» **Exercise**
Copy the data that follows exactly. Include no pictures.

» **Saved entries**
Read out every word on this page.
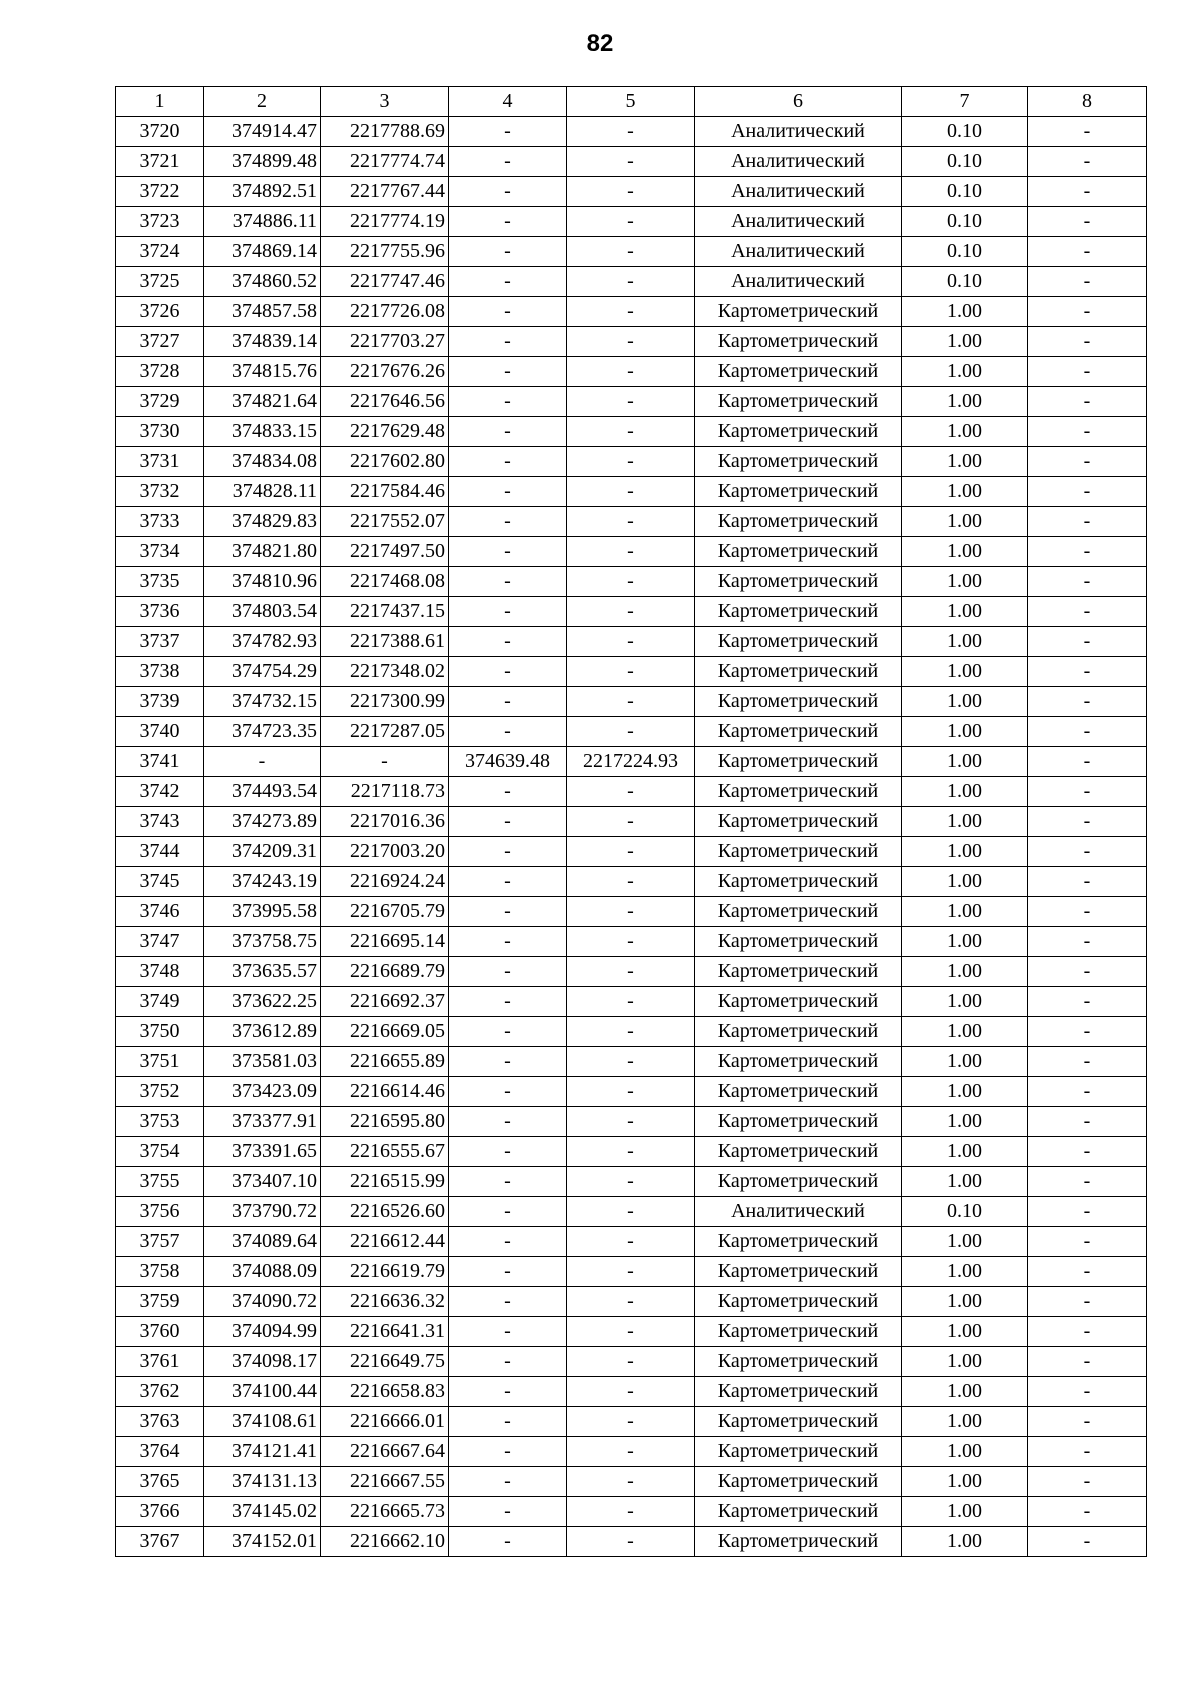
82
1	2	3	4	5	6	7	8
3720	374914.47	2217788.69	-	-	Аналитический	0.10	-
3721	374899.48	2217774.74	-	-	Аналитический	0.10	-
3722	374892.51	2217767.44	-	-	Аналитический	0.10	-
3723	374886.11	2217774.19	-	-	Аналитический	0.10	-
3724	374869.14	2217755.96	-	-	Аналитический	0.10	-
3725	374860.52	2217747.46	-	-	Аналитический	0.10	-
3726	374857.58	2217726.08	-	-	Картометрический	1.00	-
3727	374839.14	2217703.27	-	-	Картометрический	1.00	-
3728	374815.76	2217676.26	-	-	Картометрический	1.00	-
3729	374821.64	2217646.56	-	-	Картометрический	1.00	-
3730	374833.15	2217629.48	-	-	Картометрический	1.00	-
3731	374834.08	2217602.80	-	-	Картометрический	1.00	-
3732	374828.11	2217584.46	-	-	Картометрический	1.00	-
3733	374829.83	2217552.07	-	-	Картометрический	1.00	-
3734	374821.80	2217497.50	-	-	Картометрический	1.00	-
3735	374810.96	2217468.08	-	-	Картометрический	1.00	-
3736	374803.54	2217437.15	-	-	Картометрический	1.00	-
3737	374782.93	2217388.61	-	-	Картометрический	1.00	-
3738	374754.29	2217348.02	-	-	Картометрический	1.00	-
3739	374732.15	2217300.99	-	-	Картометрический	1.00	-
3740	374723.35	2217287.05	-	-	Картометрический	1.00	-
3741	-	-	374639.48	2217224.93	Картометрический	1.00	-
3742	374493.54	2217118.73	-	-	Картометрический	1.00	-
3743	374273.89	2217016.36	-	-	Картометрический	1.00	-
3744	374209.31	2217003.20	-	-	Картометрический	1.00	-
3745	374243.19	2216924.24	-	-	Картометрический	1.00	-
3746	373995.58	2216705.79	-	-	Картометрический	1.00	-
3747	373758.75	2216695.14	-	-	Картометрический	1.00	-
3748	373635.57	2216689.79	-	-	Картометрический	1.00	-
3749	373622.25	2216692.37	-	-	Картометрический	1.00	-
3750	373612.89	2216669.05	-	-	Картометрический	1.00	-
3751	373581.03	2216655.89	-	-	Картометрический	1.00	-
3752	373423.09	2216614.46	-	-	Картометрический	1.00	-
3753	373377.91	2216595.80	-	-	Картометрический	1.00	-
3754	373391.65	2216555.67	-	-	Картометрический	1.00	-
3755	373407.10	2216515.99	-	-	Картометрический	1.00	-
3756	373790.72	2216526.60	-	-	Аналитический	0.10	-
3757	374089.64	2216612.44	-	-	Картометрический	1.00	-
3758	374088.09	2216619.79	-	-	Картометрический	1.00	-
3759	374090.72	2216636.32	-	-	Картометрический	1.00	-
3760	374094.99	2216641.31	-	-	Картометрический	1.00	-
3761	374098.17	2216649.75	-	-	Картометрический	1.00	-
3762	374100.44	2216658.83	-	-	Картометрический	1.00	-
3763	374108.61	2216666.01	-	-	Картометрический	1.00	-
3764	374121.41	2216667.64	-	-	Картометрический	1.00	-
3765	374131.13	2216667.55	-	-	Картометрический	1.00	-
3766	374145.02	2216665.73	-	-	Картометрический	1.00	-
3767	374152.01	2216662.10	-	-	Картометрический	1.00	-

» **Output for this task**
Read out every word on this page.
82
1	2	3	4	5	6	7	8
3720	374914.47	2217788.69	-	-	Аналитический	0.10	-
3721	374899.48	2217774.74	-	-	Аналитический	0.10	-
3722	374892.51	2217767.44	-	-	Аналитический	0.10	-
3723	374886.11	2217774.19	-	-	Аналитический	0.10	-
3724	374869.14	2217755.96	-	-	Аналитический	0.10	-
3725	374860.52	2217747.46	-	-	Аналитический	0.10	-
3726	374857.58	2217726.08	-	-	Картометрический	1.00	-
3727	374839.14	2217703.27	-	-	Картометрический	1.00	-
3728	374815.76	2217676.26	-	-	Картометрический	1.00	-
3729	374821.64	2217646.56	-	-	Картометрический	1.00	-
3730	374833.15	2217629.48	-	-	Картометрический	1.00	-
3731	374834.08	2217602.80	-	-	Картометрический	1.00	-
3732	374828.11	2217584.46	-	-	Картометрический	1.00	-
3733	374829.83	2217552.07	-	-	Картометрический	1.00	-
3734	374821.80	2217497.50	-	-	Картометрический	1.00	-
3735	374810.96	2217468.08	-	-	Картометрический	1.00	-
3736	374803.54	2217437.15	-	-	Картометрический	1.00	-
3737	374782.93	2217388.61	-	-	Картометрический	1.00	-
3738	374754.29	2217348.02	-	-	Картометрический	1.00	-
3739	374732.15	2217300.99	-	-	Картометрический	1.00	-
3740	374723.35	2217287.05	-	-	Картометрический	1.00	-
3741	-	-	374639.48	2217224.93	Картометрический	1.00	-
3742	374493.54	2217118.73	-	-	Картометрический	1.00	-
3743	374273.89	2217016.36	-	-	Картометрический	1.00	-
3744	374209.31	2217003.20	-	-	Картометрический	1.00	-
3745	374243.19	2216924.24	-	-	Картометрический	1.00	-
3746	373995.58	2216705.79	-	-	Картометрический	1.00	-
3747	373758.75	2216695.14	-	-	Картометрический	1.00	-
3748	373635.57	2216689.79	-	-	Картометрический	1.00	-
3749	373622.25	2216692.37	-	-	Картометрический	1.00	-
3750	373612.89	2216669.05	-	-	Картометрический	1.00	-
3751	373581.03	2216655.89	-	-	Картометрический	1.00	-
3752	373423.09	2216614.46	-	-	Картометрический	1.00	-
3753	373377.91	2216595.80	-	-	Картометрический	1.00	-
3754	373391.65	2216555.67	-	-	Картометрический	1.00	-
3755	373407.10	2216515.99	-	-	Картометрический	1.00	-
3756	373790.72	2216526.60	-	-	Аналитический	0.10	-
3757	374089.64	2216612.44	-	-	Картометрический	1.00	-
3758	374088.09	2216619.79	-	-	Картометрический	1.00	-
3759	374090.72	2216636.32	-	-	Картометрический	1.00	-
3760	374094.99	2216641.31	-	-	Картометрический	1.00	-
3761	374098.17	2216649.75	-	-	Картометрический	1.00	-
3762	374100.44	2216658.83	-	-	Картометрический	1.00	-
3763	374108.61	2216666.01	-	-	Картометрический	1.00	-
3764	374121.41	2216667.64	-	-	Картометрический	1.00	-
3765	374131.13	2216667.55	-	-	Картометрический	1.00	-
3766	374145.02	2216665.73	-	-	Картометрический	1.00	-
3767	374152.01	2216662.10	-	-	Картометрический	1.00	-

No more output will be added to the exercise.